> [WHAT IS REQUIRED]
From the February Revolution piece, give the passage that opens with the words "The February Revolution" and closes with "calendar. Photo:, Yandex.Maps." again, substituting "Leningrad" for each "Petrograd".

> [DOCUMENT EXCERPT]
The February Revolution in Petrograd: How Do These Places from Old Photos Look Now

Two revolutions took place in Russia in 1917. The epicenter was the capital, Petrograd, as St. Petersburg was called during World War I. Let’s take a trip back in time, trace the revolutionary events on the streets of the city and see what these places look like now.

The material was prepared and translated from Russian by Nikita Andreyev, author of the «History on the Ground» blog.

All dates are according to the modern calendar. Photo:, Yandex.Maps.

The author is not a historian, so he relies on simple publicly available information from the first shelf of the Internet. Inaccuracies are possible.

Bread Riots and Worker Strikes

In the winter of 1917, the food shortages in the cities worsened against the backdrop of the protracted war against Germany, Austria-Hungary, and Turkey. Bread ration cards were introduced in Moscow, Kiev, and other cities. It was expected to extend this action to the capital. On March 6, 1917 angry citizens began smashing grocery stores and bakeries, demanding bread.

Food Queue, early 1917
This is the corner of Kirochnaya Street and Vosstaniya Street near Chernyshevskaya metro station

The next day, Emperor Nicholas II goes to Mogilev to the Supreme Command headquarters. On March 8, anti-war meetings in Petrograd degenerated into strikes and riots. The epicenter of events: the Vyborg embankment, Lesnoy Prospekt, Liteiny Bridge and Liteiny Prospekt.

> [LISTED RECORDS]
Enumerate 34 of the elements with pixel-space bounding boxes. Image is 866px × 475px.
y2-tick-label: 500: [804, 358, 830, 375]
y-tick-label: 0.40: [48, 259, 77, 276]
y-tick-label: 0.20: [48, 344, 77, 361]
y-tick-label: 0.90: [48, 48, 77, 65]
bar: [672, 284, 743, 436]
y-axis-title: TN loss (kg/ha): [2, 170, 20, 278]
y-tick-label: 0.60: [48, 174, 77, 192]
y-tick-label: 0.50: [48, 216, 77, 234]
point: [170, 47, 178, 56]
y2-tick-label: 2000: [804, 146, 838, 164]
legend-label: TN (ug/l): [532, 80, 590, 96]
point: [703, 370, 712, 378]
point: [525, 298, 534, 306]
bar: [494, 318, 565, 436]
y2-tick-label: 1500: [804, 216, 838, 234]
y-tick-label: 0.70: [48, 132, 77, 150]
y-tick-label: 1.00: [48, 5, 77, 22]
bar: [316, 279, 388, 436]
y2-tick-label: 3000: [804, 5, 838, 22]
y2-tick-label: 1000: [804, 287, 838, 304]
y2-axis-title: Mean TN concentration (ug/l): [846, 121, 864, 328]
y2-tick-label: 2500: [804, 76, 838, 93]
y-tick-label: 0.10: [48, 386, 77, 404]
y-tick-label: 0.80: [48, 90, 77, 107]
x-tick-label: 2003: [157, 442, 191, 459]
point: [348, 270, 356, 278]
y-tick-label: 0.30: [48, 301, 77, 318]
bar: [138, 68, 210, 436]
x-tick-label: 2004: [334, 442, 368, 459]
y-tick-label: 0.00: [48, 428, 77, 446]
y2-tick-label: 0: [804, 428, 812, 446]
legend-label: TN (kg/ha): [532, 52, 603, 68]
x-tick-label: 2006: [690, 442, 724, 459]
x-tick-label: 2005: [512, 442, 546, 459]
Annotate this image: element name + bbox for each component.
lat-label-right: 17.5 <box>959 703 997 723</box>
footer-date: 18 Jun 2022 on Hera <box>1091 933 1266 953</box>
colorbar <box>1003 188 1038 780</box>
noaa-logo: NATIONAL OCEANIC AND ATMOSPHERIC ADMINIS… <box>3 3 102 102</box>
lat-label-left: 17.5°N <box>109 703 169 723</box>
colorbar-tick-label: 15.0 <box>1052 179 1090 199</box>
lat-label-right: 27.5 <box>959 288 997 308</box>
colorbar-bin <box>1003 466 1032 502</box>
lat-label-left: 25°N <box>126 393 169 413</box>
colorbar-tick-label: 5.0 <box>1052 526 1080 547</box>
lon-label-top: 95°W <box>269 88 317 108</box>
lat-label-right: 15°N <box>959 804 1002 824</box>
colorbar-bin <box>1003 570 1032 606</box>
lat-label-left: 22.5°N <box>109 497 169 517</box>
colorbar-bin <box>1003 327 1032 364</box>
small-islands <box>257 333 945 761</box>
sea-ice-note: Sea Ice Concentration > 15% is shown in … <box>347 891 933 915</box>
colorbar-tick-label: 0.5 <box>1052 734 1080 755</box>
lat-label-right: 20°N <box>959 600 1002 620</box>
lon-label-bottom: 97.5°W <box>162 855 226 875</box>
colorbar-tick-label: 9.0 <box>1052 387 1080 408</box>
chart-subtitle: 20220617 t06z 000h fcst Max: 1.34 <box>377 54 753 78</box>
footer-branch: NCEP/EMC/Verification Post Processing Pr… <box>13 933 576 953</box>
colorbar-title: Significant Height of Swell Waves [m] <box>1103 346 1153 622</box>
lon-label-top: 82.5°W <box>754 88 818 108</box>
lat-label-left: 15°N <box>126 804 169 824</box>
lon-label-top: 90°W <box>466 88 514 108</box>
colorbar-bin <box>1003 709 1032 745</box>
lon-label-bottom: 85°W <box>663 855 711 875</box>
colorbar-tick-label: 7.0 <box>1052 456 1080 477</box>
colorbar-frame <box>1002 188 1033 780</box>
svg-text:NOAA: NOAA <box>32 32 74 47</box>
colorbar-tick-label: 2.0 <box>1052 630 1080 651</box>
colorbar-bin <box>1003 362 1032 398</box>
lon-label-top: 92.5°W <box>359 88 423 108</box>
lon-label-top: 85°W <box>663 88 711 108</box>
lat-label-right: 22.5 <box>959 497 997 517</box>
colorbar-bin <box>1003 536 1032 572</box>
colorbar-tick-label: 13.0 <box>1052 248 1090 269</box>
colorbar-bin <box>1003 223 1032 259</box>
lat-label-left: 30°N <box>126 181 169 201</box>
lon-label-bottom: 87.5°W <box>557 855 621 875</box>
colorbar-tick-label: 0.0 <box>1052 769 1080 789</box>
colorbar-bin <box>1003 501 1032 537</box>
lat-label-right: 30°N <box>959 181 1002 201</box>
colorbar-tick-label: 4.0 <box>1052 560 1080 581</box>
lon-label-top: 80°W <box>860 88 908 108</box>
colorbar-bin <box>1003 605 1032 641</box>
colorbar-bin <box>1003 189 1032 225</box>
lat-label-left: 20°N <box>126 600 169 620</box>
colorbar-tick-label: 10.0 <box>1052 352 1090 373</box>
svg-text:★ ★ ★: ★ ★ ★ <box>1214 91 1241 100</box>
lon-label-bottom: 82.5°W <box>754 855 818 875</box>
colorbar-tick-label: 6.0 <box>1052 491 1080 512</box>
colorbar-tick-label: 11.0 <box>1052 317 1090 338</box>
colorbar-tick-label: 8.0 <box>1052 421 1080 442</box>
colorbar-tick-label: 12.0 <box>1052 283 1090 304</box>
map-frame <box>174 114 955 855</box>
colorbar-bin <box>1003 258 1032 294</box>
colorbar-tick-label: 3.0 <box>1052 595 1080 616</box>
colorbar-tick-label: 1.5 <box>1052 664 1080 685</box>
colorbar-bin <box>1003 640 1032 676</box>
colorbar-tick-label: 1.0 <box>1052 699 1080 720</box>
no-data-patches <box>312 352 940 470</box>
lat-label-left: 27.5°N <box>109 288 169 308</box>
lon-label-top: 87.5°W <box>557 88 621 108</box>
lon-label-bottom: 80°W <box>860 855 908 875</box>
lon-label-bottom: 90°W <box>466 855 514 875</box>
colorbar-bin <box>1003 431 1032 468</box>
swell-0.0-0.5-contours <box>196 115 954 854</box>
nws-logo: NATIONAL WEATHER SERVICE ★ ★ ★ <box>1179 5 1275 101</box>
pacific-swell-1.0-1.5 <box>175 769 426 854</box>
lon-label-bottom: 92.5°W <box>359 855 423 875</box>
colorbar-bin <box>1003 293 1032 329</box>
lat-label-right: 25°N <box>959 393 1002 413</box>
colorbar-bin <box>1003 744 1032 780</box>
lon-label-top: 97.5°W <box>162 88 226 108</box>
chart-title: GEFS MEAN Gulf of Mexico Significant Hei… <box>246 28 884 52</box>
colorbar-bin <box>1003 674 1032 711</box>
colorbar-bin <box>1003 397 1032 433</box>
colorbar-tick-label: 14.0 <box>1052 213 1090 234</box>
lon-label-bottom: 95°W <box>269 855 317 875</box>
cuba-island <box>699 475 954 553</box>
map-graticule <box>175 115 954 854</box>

> [SOLUTION TO THIS PROBLEM]
The February Revolution in Leningrad: How Do These Places from Old Photos Look Now

Two revolutions took place in Russia in 1917. The epicenter was the capital, Leningrad, as St. Petersburg was called during World War I. Let’s take a trip back in time, trace the revolutionary events on the streets of the city and see what these places look like now.

The material was prepared and translated from Russian by Nikita Andreyev, author of the «History on the Ground» blog.

All dates are according to the modern calendar. Photo:, Yandex.Maps.